• SHORT EXERCISE: Take every line from the material that has the word "marker" in it.

(Data entries for graphics)
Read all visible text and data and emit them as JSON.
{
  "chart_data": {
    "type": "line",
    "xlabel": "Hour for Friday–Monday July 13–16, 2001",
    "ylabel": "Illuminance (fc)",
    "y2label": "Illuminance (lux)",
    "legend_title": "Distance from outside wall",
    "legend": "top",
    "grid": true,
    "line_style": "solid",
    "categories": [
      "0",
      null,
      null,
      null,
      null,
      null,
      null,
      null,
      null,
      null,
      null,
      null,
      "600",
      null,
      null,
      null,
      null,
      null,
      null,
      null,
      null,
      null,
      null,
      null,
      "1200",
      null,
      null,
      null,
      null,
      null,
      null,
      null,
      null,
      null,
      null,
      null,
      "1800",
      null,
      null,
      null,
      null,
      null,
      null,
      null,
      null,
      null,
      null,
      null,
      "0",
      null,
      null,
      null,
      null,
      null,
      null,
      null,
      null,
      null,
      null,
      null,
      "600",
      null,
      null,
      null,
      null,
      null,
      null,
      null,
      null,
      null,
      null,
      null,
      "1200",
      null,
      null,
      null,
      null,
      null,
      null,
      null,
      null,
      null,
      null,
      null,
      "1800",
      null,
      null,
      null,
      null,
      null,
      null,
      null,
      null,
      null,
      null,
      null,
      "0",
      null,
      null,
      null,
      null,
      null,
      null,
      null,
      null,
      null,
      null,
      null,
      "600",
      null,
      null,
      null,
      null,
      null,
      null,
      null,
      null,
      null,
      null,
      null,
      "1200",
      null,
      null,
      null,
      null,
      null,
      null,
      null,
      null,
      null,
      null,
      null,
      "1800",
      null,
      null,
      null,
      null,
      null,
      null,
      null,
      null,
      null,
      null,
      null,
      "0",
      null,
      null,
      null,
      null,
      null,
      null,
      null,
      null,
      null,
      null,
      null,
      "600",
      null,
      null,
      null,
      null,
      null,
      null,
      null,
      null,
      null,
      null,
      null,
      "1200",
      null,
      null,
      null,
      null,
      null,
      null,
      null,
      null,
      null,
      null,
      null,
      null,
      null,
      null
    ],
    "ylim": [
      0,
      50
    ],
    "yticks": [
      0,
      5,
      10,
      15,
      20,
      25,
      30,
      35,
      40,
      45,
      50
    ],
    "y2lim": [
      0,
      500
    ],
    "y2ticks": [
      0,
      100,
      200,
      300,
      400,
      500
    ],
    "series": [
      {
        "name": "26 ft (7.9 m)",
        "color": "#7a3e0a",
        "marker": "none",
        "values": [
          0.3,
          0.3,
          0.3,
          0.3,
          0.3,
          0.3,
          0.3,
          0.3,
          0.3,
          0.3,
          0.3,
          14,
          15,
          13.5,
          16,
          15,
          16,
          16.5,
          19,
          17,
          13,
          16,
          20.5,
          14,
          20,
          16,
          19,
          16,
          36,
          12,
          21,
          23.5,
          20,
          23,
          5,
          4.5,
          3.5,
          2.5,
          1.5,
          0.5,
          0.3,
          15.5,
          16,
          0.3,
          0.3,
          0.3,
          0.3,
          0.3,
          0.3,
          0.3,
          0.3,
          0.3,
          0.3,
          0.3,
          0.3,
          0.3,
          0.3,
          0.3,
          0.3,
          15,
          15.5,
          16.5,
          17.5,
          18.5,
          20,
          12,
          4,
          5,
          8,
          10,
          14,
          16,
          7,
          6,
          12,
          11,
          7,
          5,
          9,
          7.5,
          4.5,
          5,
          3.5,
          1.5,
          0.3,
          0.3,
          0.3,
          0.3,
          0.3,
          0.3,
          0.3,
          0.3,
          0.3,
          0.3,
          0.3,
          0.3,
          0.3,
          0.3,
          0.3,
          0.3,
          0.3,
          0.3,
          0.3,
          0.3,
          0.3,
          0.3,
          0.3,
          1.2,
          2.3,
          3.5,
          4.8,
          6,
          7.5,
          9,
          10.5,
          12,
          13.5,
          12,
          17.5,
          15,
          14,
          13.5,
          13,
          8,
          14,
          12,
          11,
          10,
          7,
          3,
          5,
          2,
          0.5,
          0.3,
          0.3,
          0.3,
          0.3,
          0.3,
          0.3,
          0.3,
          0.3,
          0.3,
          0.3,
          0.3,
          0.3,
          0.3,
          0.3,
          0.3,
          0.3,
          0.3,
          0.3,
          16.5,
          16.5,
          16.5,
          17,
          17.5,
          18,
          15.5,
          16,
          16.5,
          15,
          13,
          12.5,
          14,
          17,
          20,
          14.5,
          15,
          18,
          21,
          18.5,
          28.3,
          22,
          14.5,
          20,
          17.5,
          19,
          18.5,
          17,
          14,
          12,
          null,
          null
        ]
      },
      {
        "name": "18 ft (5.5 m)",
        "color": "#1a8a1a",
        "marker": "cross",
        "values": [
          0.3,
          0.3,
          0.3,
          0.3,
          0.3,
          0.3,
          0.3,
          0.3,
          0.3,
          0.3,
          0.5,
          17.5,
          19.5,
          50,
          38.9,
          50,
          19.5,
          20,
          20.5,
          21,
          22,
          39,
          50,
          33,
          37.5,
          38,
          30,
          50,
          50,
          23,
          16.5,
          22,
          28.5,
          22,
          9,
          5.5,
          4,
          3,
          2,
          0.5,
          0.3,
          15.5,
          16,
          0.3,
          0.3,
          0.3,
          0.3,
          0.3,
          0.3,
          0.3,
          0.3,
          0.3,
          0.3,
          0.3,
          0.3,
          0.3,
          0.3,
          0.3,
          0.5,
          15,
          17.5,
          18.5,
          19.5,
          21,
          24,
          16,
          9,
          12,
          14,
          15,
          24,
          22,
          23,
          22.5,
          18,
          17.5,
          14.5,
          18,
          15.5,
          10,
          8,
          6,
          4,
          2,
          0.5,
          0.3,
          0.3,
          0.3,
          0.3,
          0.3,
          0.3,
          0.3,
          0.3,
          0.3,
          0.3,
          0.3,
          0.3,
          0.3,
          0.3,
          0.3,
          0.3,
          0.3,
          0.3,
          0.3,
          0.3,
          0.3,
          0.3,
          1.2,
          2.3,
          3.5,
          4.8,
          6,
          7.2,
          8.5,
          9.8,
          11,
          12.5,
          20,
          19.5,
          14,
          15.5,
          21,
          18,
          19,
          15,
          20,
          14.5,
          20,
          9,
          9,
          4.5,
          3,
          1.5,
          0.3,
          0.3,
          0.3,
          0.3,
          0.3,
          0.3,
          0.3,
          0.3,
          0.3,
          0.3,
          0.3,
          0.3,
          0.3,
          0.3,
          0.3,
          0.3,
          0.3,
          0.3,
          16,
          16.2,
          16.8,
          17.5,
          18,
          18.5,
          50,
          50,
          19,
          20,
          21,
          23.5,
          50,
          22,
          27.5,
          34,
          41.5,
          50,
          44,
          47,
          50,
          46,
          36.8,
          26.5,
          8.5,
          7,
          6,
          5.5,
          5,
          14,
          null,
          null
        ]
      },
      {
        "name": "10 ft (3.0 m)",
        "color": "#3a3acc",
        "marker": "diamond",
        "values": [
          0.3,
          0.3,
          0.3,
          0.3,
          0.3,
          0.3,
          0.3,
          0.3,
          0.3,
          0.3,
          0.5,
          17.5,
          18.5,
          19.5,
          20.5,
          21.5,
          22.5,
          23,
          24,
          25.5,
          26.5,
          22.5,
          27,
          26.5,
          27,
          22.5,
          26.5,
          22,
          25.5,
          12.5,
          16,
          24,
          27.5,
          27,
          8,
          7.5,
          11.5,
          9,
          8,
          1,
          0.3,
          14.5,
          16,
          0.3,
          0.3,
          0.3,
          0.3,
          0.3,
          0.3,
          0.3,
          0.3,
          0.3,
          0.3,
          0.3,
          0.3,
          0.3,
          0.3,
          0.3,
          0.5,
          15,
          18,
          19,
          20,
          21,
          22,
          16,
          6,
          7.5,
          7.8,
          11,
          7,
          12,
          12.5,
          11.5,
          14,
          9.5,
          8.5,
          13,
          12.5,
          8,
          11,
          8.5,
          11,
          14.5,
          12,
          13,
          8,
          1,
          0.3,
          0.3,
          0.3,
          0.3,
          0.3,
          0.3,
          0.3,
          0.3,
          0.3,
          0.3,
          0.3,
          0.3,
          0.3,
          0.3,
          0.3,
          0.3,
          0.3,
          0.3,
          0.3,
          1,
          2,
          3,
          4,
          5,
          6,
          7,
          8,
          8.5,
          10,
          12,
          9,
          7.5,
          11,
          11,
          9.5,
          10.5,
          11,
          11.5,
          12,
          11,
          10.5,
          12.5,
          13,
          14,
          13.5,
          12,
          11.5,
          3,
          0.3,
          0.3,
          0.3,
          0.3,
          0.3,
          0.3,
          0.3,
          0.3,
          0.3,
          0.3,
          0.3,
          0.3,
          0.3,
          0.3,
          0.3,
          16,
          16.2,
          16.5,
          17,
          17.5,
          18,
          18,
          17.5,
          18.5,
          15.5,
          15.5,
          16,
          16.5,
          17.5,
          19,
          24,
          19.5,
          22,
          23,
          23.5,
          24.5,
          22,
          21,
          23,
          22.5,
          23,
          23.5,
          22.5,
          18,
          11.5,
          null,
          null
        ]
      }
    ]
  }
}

• SOLUTION FOR THIS PROBLEM:
        "marker": "none",
        "marker": "cross",
        "marker": "diamond",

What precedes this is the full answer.